[Records of image element boxes]
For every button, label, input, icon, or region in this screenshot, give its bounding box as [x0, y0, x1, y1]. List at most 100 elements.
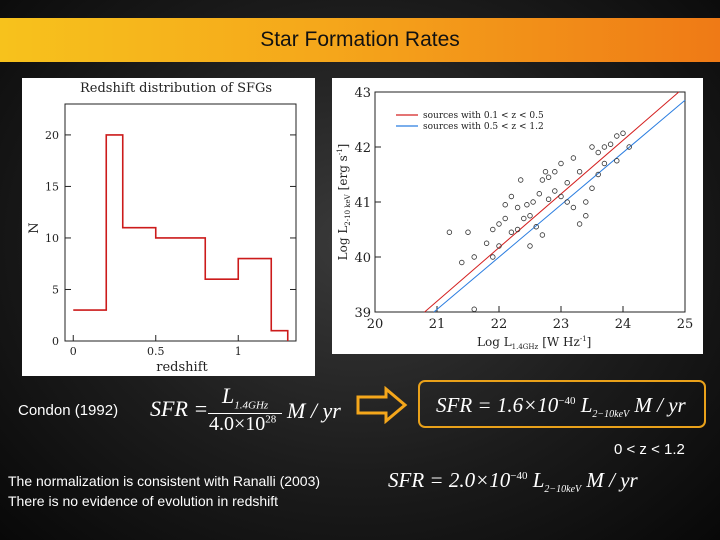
scatter-point: [552, 169, 558, 175]
scatter-point: [542, 169, 549, 175]
equation-1-denominator: 4.0×1028: [209, 413, 276, 436]
scatter-point: [539, 177, 546, 183]
scatter-point: [533, 224, 539, 230]
equation-1: SFR =: [150, 396, 208, 422]
scatter-point: [514, 226, 521, 233]
scatter-chart: 20 21 22 23 24 25 39 40 41 42 43 sources with 0.1 …: [336, 86, 694, 351]
scatter-point: [607, 141, 614, 147]
equation-1-den: 4.0×10: [209, 413, 266, 435]
scatter-point: [576, 221, 583, 227]
scatter-legend-label: sources with 0.5 < z < 1.2: [423, 122, 544, 132]
scatter-ytick-label: 40: [354, 251, 371, 266]
scatter-point: [502, 215, 508, 222]
scatter-ytick-label: 42: [354, 141, 371, 156]
scatter-point: [576, 169, 583, 175]
scatter-point: [539, 232, 546, 238]
scatter-xtick-label: 20: [367, 317, 384, 332]
equation-1-unit-text: M / yr: [287, 398, 341, 423]
equation-3-sub: 2−10keV: [544, 484, 582, 496]
scatter-ytick-label: 41: [354, 196, 371, 211]
highlighted-equation-box: [418, 380, 706, 428]
equation-3: SFR = 2.0×10−40 L2−10keV M / yr: [388, 468, 638, 495]
histogram-ytick-label: 15: [45, 180, 59, 193]
scatter-fit-line: [424, 91, 680, 313]
scatter-xtick-label: 23: [553, 317, 570, 332]
scatter-point: [459, 259, 465, 266]
scatter-point: [620, 130, 626, 136]
scatter-point: [589, 185, 595, 191]
condon-label: Condon (1992): [18, 402, 119, 419]
histogram-panel: Redshift distribution of SFGs 0 5 10 15 20 0 0…: [22, 78, 315, 376]
scatter-point: [496, 221, 502, 227]
equation-2-sub: 2−10keV: [592, 409, 630, 421]
equation-1-numerator: L1.4GHz: [222, 383, 268, 411]
scatter-panel: 20 21 22 23 24 25 39 40 41 42 43 sources with 0.1 …: [332, 78, 703, 354]
scatter-point: [570, 155, 577, 161]
equation-2: SFR = 1.6×10−40 L2−10keV M / yr: [436, 393, 686, 420]
scatter-point: [508, 229, 515, 235]
scatter-point: [536, 191, 542, 197]
scatter-point: [514, 204, 521, 211]
equation-3-L: L: [532, 468, 545, 492]
histogram-xlabel: redshift: [156, 360, 208, 375]
scatter-point: [524, 202, 530, 208]
scatter-point: [527, 243, 533, 249]
scatter-point: [517, 177, 524, 183]
histogram-xtick-label: 0: [70, 345, 77, 358]
fraction-bar: [208, 413, 282, 414]
scatter-xtick-label: 25: [677, 317, 694, 332]
slide-title: Star Formation Rates: [260, 28, 460, 51]
right-arrow-icon: [356, 386, 408, 424]
histogram-ytick-label: 20: [45, 129, 59, 142]
equation-2-text: SFR = 1.6×10: [436, 393, 559, 417]
scatter-point: [465, 229, 471, 235]
redshift-range-label: 0 < z < 1.2: [614, 441, 685, 458]
scatter-point: [527, 213, 533, 219]
equation-2-unit: M / yr: [634, 393, 686, 417]
title-bar: [0, 18, 720, 62]
scatter-point: [490, 226, 496, 233]
scatter-xtick-label: 24: [615, 317, 632, 332]
scatter-point: [483, 240, 490, 246]
scatter-point: [496, 243, 502, 249]
scatter-ylabel: Log L2-10 keV[erg s-1]: [336, 144, 352, 261]
histogram-title: Redshift distribution of SFGs: [80, 81, 272, 96]
scatter-point: [552, 188, 558, 194]
equation-3-unit: M / yr: [586, 468, 638, 492]
scatter-point: [564, 180, 570, 186]
equation-1-unit: M / yr: [287, 398, 341, 424]
scatter-point: [583, 213, 589, 219]
equation-1-num-L: L: [222, 383, 235, 408]
scatter-point: [558, 160, 564, 167]
histogram-xtick-label: 0.5: [147, 345, 165, 358]
scatter-point: [502, 202, 508, 208]
scatter-xtick-label: 21: [429, 317, 446, 332]
equation-1-num-sub: 1.4GHz: [234, 399, 269, 412]
scatter-point: [490, 254, 496, 260]
scatter-point: [614, 133, 620, 139]
equation-1-lhs: SFR =: [150, 396, 209, 421]
note-line-1: The normalization is consistent with Ran…: [8, 473, 321, 489]
scatter-point: [471, 306, 477, 312]
scatter-point: [558, 193, 564, 200]
scatter-xlabel: Log L1.4GHz [W Hz-1]: [477, 335, 591, 351]
equation-2-sup: −40: [558, 395, 576, 407]
scatter-point: [595, 149, 601, 156]
equation-1-den-sup: 28: [265, 413, 277, 426]
histogram-chart: Redshift distribution of SFGs 0 5 10 15 20 0 0…: [27, 81, 297, 375]
scatter-point: [589, 144, 595, 150]
scatter-point: [530, 199, 536, 205]
histogram-ytick-label: 5: [52, 283, 59, 296]
scatter-point: [508, 193, 515, 200]
scatter-xtick-label: 22: [491, 317, 508, 332]
scatter-legend-label: sources with 0.1 < z < 0.5: [423, 111, 544, 121]
equation-3-sup: −40: [510, 470, 528, 482]
equation-3-text: SFR = 2.0×10: [388, 468, 511, 492]
histogram-ylabel: N: [27, 222, 42, 233]
scatter-point: [601, 160, 608, 167]
scatter-point: [614, 158, 620, 164]
scatter-ytick-label: 39: [354, 306, 371, 321]
histogram-xtick-label: 1: [235, 345, 242, 358]
scatter-point: [570, 204, 577, 211]
histogram-ytick-label: 10: [45, 232, 59, 245]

*What is needed*:
Show each line of the records above that contains the string "xlabel", copied in full.

*Expected answer*:
histogram-xlabel: redshift: [156, 360, 208, 375]
scatter-xlabel: Log L1.4GHz [W Hz-1]: [477, 335, 591, 351]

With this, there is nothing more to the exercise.